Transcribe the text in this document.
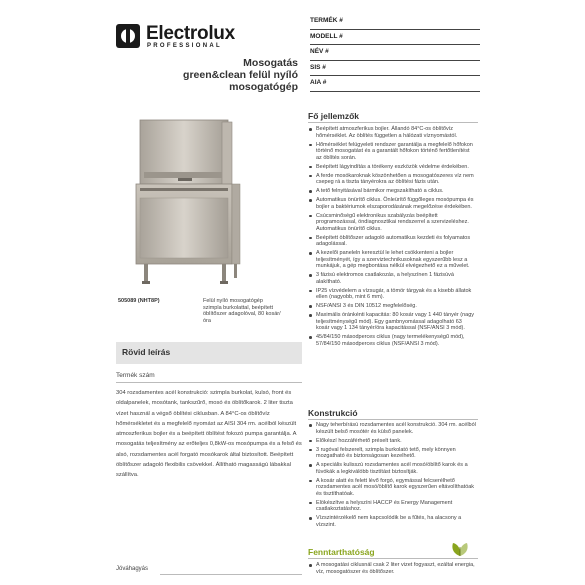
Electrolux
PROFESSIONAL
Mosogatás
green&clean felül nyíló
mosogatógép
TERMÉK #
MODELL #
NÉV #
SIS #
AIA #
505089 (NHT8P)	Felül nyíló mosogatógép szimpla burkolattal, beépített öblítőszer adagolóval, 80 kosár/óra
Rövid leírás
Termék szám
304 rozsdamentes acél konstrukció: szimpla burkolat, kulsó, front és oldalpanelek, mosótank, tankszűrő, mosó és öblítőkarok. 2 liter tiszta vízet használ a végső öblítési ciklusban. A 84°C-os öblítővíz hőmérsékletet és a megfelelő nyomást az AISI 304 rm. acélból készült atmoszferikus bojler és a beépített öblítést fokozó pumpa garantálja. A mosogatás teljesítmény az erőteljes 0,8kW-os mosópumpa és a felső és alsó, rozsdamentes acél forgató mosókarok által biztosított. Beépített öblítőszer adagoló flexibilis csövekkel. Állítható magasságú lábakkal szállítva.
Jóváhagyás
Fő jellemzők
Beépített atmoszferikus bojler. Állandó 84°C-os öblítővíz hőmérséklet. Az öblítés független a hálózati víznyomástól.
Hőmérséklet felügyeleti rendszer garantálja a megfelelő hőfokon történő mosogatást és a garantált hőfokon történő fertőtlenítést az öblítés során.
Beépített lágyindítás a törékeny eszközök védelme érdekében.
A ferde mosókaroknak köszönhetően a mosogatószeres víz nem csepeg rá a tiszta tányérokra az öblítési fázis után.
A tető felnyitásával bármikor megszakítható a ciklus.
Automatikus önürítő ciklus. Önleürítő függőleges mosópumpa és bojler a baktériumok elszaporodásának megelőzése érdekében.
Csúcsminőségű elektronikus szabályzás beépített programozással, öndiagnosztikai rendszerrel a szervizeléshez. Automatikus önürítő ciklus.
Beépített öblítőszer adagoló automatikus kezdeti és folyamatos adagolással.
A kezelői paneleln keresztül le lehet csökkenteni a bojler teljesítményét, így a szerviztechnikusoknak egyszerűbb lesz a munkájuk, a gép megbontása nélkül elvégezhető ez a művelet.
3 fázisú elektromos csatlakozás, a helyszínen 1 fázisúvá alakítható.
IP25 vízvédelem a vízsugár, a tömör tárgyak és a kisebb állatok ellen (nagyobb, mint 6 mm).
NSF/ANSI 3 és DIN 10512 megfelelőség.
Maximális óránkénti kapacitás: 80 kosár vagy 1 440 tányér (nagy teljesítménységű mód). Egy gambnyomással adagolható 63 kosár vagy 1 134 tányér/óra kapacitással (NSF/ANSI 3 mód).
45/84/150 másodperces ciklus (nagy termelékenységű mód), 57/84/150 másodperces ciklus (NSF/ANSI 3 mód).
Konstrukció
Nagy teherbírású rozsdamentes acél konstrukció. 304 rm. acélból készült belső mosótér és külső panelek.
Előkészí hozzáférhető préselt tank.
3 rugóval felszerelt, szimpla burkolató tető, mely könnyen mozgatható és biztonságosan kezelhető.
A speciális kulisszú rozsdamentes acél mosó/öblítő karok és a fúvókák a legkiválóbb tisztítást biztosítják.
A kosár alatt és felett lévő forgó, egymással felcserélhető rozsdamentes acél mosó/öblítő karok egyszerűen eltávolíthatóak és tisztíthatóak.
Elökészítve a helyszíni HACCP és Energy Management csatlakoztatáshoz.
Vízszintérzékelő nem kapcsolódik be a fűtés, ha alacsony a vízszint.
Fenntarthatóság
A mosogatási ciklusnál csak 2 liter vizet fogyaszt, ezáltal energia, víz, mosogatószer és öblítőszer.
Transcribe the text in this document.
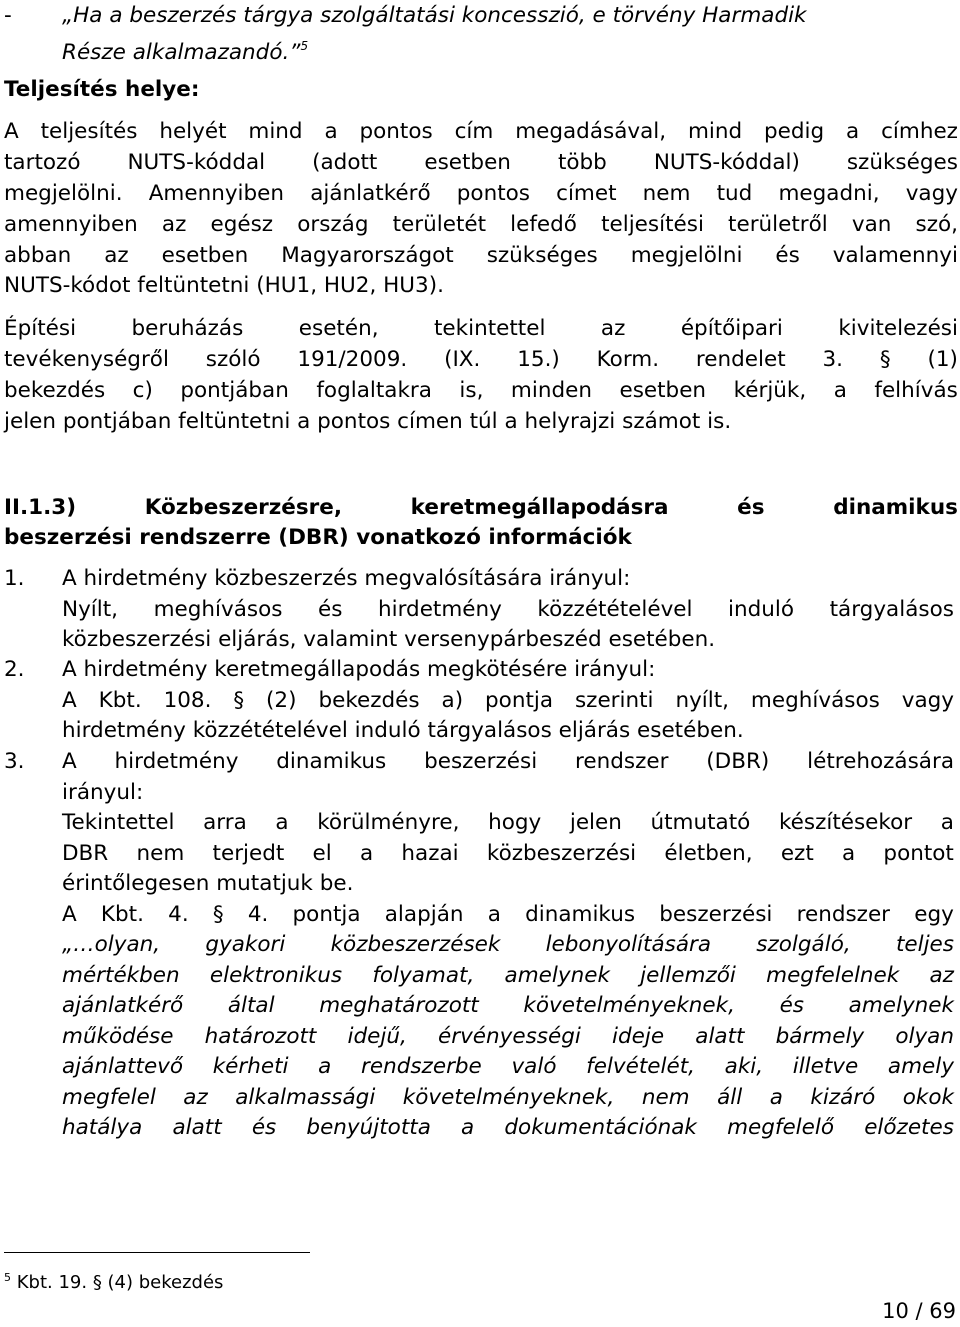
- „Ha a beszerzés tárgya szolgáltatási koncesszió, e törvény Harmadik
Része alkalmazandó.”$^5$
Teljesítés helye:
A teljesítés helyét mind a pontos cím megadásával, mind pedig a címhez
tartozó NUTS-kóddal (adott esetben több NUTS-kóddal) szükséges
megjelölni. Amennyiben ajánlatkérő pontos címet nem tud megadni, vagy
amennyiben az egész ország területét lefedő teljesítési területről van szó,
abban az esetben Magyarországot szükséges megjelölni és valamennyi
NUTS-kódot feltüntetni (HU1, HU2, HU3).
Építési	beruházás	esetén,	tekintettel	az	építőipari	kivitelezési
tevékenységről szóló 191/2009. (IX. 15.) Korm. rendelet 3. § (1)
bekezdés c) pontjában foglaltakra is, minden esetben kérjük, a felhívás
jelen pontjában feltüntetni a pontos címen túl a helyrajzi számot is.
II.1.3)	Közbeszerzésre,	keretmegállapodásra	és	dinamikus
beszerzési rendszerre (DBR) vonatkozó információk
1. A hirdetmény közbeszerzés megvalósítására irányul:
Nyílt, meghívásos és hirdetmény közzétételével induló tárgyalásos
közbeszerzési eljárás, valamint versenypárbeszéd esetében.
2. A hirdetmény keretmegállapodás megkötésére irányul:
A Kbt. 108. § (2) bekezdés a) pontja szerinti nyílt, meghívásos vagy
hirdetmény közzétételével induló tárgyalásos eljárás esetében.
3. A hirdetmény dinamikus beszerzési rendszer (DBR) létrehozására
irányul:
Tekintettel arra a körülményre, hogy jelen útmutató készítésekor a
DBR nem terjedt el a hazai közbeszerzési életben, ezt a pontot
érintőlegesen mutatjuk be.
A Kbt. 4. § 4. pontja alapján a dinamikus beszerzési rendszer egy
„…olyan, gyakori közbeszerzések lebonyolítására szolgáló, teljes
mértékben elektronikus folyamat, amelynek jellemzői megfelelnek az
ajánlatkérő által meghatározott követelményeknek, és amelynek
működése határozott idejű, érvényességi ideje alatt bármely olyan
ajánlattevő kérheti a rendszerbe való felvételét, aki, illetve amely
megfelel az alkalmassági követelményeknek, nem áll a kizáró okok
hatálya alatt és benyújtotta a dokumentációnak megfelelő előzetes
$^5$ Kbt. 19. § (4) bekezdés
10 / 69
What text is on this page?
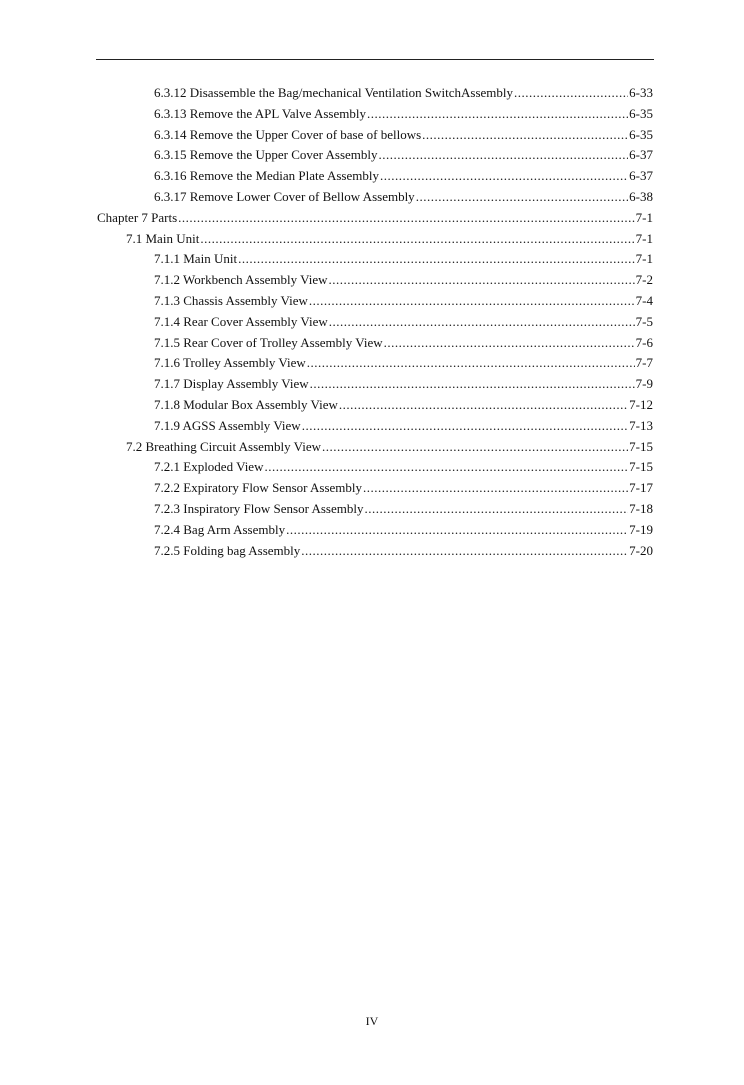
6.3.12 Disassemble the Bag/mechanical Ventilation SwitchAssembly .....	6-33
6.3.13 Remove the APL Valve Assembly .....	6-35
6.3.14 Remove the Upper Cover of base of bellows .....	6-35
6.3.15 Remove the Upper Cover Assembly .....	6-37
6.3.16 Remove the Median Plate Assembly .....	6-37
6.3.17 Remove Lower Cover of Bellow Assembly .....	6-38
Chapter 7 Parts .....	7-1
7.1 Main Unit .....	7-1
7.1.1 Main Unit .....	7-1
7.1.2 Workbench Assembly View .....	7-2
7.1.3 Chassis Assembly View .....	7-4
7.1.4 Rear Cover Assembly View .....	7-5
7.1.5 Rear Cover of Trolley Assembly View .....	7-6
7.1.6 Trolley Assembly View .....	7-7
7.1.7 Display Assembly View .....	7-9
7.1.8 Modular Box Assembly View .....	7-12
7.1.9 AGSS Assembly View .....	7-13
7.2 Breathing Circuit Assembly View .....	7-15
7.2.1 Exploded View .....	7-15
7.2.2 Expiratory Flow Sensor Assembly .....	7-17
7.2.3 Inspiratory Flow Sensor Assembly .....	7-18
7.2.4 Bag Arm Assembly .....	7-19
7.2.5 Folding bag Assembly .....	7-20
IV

--- Required task ---
Every line of the listing that holds "meghívásos" should be found and copied.

--- Expected output ---
Nyílt, meghívásos és hirdetmény közzétételével induló tárgyalásos
A Kbt. 108. § (2) bekezdés a) pontja szerinti nyílt, meghívásos vagy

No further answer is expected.